■ What the exercise asks ■
Wherever a line in the data below holds "correlated", copy that line.

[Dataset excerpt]
— Begin —

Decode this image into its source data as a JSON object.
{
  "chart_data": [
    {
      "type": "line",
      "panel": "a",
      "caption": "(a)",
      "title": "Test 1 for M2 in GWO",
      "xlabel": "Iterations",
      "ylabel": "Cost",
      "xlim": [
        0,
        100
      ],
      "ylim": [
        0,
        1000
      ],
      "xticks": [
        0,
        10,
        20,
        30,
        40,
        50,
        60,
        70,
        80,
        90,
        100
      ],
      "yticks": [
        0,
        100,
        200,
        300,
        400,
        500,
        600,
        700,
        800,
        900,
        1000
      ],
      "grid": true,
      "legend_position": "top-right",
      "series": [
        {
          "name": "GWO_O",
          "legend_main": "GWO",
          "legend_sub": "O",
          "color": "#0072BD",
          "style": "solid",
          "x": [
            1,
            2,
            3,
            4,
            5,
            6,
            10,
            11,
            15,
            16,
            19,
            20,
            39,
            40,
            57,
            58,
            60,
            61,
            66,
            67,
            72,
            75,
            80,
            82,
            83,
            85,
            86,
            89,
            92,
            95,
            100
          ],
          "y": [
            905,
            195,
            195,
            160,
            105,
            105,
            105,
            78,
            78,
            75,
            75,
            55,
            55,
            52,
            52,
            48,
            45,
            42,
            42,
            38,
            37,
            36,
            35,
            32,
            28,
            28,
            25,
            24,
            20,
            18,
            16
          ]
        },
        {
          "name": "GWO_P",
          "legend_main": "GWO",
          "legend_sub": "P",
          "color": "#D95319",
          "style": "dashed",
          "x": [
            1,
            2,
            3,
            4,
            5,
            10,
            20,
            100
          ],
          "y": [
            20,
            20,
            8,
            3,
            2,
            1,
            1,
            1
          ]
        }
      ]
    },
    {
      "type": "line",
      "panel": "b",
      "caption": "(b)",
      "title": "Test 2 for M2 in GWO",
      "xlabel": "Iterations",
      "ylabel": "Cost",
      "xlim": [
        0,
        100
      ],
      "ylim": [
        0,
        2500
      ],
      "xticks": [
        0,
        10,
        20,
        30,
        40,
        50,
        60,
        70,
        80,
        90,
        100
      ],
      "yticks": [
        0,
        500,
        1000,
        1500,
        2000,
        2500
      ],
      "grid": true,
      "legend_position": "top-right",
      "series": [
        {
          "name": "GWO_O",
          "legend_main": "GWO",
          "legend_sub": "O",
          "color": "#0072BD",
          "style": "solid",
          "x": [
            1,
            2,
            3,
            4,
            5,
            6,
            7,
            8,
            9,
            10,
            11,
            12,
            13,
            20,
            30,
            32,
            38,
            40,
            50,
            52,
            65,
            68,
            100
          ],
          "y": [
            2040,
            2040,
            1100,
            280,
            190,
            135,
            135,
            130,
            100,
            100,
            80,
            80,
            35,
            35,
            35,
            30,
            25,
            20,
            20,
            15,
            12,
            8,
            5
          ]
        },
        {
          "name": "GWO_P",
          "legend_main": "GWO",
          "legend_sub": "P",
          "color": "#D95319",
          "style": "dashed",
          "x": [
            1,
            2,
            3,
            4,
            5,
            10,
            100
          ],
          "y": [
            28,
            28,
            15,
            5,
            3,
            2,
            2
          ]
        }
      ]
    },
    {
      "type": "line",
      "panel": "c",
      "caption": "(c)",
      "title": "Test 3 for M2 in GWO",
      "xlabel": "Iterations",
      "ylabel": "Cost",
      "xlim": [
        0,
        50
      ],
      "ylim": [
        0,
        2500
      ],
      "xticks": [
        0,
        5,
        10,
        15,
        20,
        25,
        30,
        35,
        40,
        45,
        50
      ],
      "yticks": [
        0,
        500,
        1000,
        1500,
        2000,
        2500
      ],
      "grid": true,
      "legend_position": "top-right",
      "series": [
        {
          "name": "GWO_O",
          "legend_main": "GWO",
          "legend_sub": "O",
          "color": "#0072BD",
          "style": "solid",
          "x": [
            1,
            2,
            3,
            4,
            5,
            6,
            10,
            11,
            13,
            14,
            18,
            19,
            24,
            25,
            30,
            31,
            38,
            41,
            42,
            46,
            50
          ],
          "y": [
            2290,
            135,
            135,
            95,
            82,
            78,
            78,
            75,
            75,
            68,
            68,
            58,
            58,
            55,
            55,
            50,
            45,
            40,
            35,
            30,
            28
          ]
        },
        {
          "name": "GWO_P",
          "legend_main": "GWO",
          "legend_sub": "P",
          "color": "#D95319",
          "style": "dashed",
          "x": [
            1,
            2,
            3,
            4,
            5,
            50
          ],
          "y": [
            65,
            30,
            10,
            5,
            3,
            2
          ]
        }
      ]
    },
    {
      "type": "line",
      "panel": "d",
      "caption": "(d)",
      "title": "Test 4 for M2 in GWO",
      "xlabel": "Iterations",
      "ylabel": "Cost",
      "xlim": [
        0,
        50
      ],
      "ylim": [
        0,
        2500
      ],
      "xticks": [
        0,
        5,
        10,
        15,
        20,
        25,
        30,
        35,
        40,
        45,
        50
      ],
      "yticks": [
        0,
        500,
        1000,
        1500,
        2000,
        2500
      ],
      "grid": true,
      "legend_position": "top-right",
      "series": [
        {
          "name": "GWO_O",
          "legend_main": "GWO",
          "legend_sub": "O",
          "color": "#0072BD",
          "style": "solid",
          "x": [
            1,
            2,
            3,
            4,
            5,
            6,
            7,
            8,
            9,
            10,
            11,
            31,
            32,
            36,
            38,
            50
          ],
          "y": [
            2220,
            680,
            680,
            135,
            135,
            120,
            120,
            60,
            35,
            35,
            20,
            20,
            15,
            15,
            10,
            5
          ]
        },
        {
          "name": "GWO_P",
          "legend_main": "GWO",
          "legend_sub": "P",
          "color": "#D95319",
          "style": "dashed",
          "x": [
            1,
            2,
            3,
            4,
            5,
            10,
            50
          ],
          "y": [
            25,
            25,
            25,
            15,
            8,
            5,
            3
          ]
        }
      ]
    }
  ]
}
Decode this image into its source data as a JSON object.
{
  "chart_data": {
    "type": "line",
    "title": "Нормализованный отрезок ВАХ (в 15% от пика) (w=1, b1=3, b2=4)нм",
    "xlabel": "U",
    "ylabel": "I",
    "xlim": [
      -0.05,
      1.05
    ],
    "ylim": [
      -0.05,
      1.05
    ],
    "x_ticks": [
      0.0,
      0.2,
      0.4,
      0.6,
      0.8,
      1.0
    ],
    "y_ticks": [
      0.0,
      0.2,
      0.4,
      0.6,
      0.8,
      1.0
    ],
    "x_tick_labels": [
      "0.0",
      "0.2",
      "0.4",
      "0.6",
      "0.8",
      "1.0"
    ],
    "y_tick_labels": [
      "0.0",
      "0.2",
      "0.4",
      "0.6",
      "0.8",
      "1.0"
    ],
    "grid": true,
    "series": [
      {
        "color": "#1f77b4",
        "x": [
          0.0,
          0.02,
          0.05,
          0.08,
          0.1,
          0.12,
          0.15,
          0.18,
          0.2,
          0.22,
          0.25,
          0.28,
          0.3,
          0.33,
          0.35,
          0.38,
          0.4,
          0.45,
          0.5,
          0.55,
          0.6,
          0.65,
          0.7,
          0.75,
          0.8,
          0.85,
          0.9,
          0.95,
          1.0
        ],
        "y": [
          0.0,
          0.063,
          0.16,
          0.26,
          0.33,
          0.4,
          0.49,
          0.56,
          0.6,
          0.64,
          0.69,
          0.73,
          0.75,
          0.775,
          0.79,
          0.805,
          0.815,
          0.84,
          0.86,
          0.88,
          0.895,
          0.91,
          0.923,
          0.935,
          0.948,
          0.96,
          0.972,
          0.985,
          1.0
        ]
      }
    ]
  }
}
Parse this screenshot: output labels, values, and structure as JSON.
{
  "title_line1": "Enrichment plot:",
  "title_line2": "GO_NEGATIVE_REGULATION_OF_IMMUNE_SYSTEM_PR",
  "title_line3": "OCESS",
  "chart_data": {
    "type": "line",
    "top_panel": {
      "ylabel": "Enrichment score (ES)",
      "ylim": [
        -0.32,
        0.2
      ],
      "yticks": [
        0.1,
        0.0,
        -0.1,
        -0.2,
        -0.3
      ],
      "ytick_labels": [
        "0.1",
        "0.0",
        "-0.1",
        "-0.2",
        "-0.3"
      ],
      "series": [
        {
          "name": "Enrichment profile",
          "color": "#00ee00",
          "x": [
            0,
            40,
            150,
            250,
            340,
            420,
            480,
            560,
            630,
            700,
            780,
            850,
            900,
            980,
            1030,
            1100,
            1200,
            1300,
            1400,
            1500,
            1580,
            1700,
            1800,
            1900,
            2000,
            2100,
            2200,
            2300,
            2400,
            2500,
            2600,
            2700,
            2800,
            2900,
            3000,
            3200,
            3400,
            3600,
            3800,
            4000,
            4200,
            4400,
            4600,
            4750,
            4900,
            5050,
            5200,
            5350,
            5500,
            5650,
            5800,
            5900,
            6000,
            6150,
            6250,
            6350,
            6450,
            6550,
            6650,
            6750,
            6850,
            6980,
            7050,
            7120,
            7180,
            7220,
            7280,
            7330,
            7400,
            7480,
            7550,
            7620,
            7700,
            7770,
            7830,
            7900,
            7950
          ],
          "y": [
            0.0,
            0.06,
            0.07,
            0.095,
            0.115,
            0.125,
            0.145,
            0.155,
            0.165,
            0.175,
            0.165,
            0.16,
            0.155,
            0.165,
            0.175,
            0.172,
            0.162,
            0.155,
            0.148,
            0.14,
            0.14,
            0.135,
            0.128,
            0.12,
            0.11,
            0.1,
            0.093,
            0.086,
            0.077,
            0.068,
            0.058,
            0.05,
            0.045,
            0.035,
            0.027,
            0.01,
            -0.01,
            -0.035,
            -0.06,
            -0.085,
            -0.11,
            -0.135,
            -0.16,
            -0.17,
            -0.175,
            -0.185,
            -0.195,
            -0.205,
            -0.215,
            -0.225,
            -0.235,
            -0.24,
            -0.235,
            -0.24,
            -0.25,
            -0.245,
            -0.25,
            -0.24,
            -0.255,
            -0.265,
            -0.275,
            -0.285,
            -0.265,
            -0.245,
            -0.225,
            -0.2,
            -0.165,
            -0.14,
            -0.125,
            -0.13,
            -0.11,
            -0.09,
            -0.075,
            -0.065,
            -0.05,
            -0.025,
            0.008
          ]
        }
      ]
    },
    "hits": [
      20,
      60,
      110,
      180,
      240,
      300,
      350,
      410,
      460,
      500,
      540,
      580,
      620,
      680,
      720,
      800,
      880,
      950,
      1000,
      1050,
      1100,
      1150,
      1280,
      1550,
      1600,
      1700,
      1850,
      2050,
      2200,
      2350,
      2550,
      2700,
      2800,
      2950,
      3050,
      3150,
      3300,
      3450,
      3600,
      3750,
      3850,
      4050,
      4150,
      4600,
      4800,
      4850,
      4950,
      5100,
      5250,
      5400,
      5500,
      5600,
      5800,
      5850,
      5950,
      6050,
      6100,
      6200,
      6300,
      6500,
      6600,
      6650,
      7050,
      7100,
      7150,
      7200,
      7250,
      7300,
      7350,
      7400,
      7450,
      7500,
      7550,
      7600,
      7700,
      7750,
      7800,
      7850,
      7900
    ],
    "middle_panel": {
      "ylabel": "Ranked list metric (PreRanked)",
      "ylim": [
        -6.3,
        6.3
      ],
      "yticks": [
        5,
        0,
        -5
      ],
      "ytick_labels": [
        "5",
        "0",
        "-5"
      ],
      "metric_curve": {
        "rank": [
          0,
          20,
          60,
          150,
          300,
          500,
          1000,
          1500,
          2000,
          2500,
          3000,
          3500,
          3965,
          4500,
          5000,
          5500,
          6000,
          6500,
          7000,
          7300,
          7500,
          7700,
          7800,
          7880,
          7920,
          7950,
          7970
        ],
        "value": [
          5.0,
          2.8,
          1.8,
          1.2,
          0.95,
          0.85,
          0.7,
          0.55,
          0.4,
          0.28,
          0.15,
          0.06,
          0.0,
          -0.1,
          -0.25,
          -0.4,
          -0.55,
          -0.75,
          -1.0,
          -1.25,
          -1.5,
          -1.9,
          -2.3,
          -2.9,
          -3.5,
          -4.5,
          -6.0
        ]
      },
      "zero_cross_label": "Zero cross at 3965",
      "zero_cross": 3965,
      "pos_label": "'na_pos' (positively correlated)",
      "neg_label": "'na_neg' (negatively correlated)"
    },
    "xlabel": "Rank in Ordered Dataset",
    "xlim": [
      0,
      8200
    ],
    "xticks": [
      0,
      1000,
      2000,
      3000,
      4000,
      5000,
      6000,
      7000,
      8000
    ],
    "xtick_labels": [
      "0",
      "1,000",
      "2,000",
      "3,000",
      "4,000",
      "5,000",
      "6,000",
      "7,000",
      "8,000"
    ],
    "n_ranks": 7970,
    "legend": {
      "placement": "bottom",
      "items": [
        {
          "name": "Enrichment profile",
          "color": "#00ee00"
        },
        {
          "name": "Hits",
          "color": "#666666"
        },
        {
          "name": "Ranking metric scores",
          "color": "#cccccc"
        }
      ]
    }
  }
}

— End —

■ Task answer ■
      "pos_label": "'na_pos' (positively correlated)",
      "neg_label": "'na_neg' (negatively correlated)"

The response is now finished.